MATERIAL PROVIDED:
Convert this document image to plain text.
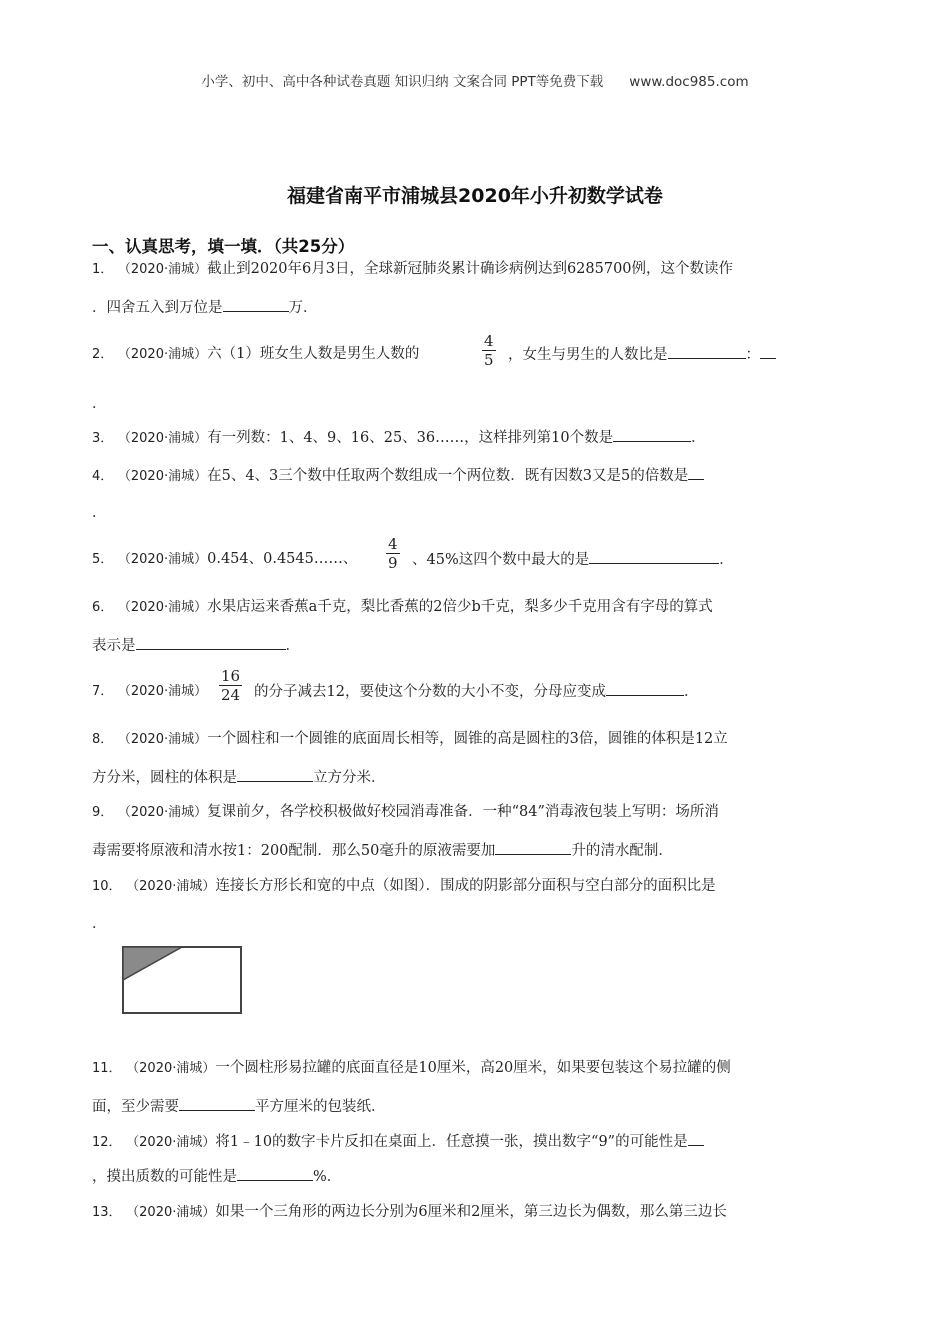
小学、初中、高中各种试卷真题 知识归纳 文案合同 PPT等免费下载 www.doc985.com
福建省南平市浦城县2020年小升初数学试卷
一、认真思考，填一填．（共25分）
1． （2020·浦城）截止到2020年6月3日，全球新冠肺炎累计确诊病例达到6285700例，这个数读作
．四舍五入到万位是	万．
2． （2020·浦城）六（1）班女生人数是男生人数的	$\frac{4}{5}$ ，女生与男生的人数比是	：
．
3． （2020·浦城）有一列数：1、4、9、16、25、36……，这样排列第10个数是	．
4． （2020·浦城）在5、4、3三个数中任取两个数组成一个两位数．既有因数3又是5的倍数是
．
5． （2020·浦城）0.454、0.4545……、 $\frac{4}{9}$ 、45%这四个数中最大的是	．
6． （2020·浦城）水果店运来香蕉a千克，梨比香蕉的2倍少b千克，梨多少千克用含有字母的算式
表示是	．
7． （2020·浦城） $\frac{16}{24}$ 的分子减去12，要使这个分数的大小不变，分母应变成	．
8． （2020·浦城）一个圆柱和一个圆锥的底面周长相等，圆锥的高是圆柱的3倍，圆锥的体积是12立
方分米，圆柱的体积是	立方分米．
9． （2020·浦城）复课前夕，各学校积极做好校园消毒准备．一种“84”消毒液包装上写明：场所消
毒需要将原液和清水按1：200配制．那么50毫升的原液需要加	升的清水配制．
10． （2020·浦城）连接长方形长和宽的中点（如图）．围成的阴影部分面积与空白部分的面积比是
．
11． （2020·浦城）一个圆柱形易拉罐的底面直径是10厘米，高20厘米，如果要包装这个易拉罐的侧
面，至少需要	平方厘米的包装纸．
12． （2020·浦城）将1﹣10的数字卡片反扣在桌面上．任意摸一张，摸出数字“9”的可能性是
，摸出质数的可能性是	%．
13． （2020·浦城）如果一个三角形的两边长分别为6厘米和2厘米，第三边长为偶数，那么第三边长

YOUR INSTRUCTIONS: Leave the pictures out and reproduce each record exactly as written.

SOLUTION FOR THIS PROBLEM:
Convert this document image to plain text.
小学、初中、高中各种试卷真题 知识归纳 文案合同 PPT等免费下载 www.doc985.com
福建省南平市浦城县2020年小升初数学试卷
一、认真思考，填一填．（共25分）
1． （2020·浦城）截止到2020年6月3日，全球新冠肺炎累计确诊病例达到6285700例，这个数读作
．四舍五入到万位是	万．
2． （2020·浦城）六（1）班女生人数是男生人数的	$\frac{4}{5}$ ，女生与男生的人数比是	：
．
3． （2020·浦城）有一列数：1、4、9、16、25、36……，这样排列第10个数是	．
4． （2020·浦城）在5、4、3三个数中任取两个数组成一个两位数．既有因数3又是5的倍数是
．
5． （2020·浦城）0.454、0.4545……、 $\frac{4}{9}$ 、45%这四个数中最大的是	．
6． （2020·浦城）水果店运来香蕉a千克，梨比香蕉的2倍少b千克，梨多少千克用含有字母的算式
表示是	．
7． （2020·浦城） $\frac{16}{24}$ 的分子减去12，要使这个分数的大小不变，分母应变成	．
8． （2020·浦城）一个圆柱和一个圆锥的底面周长相等，圆锥的高是圆柱的3倍，圆锥的体积是12立
方分米，圆柱的体积是	立方分米．
9． （2020·浦城）复课前夕，各学校积极做好校园消毒准备．一种“84”消毒液包装上写明：场所消
毒需要将原液和清水按1：200配制．那么50毫升的原液需要加	升的清水配制．
10． （2020·浦城）连接长方形长和宽的中点（如图）．围成的阴影部分面积与空白部分的面积比是
．
11． （2020·浦城）一个圆柱形易拉罐的底面直径是10厘米，高20厘米，如果要包装这个易拉罐的侧
面，至少需要	平方厘米的包装纸．
12． （2020·浦城）将1﹣10的数字卡片反扣在桌面上．任意摸一张，摸出数字“9”的可能性是
，摸出质数的可能性是	%．
13． （2020·浦城）如果一个三角形的两边长分别为6厘米和2厘米，第三边长为偶数，那么第三边长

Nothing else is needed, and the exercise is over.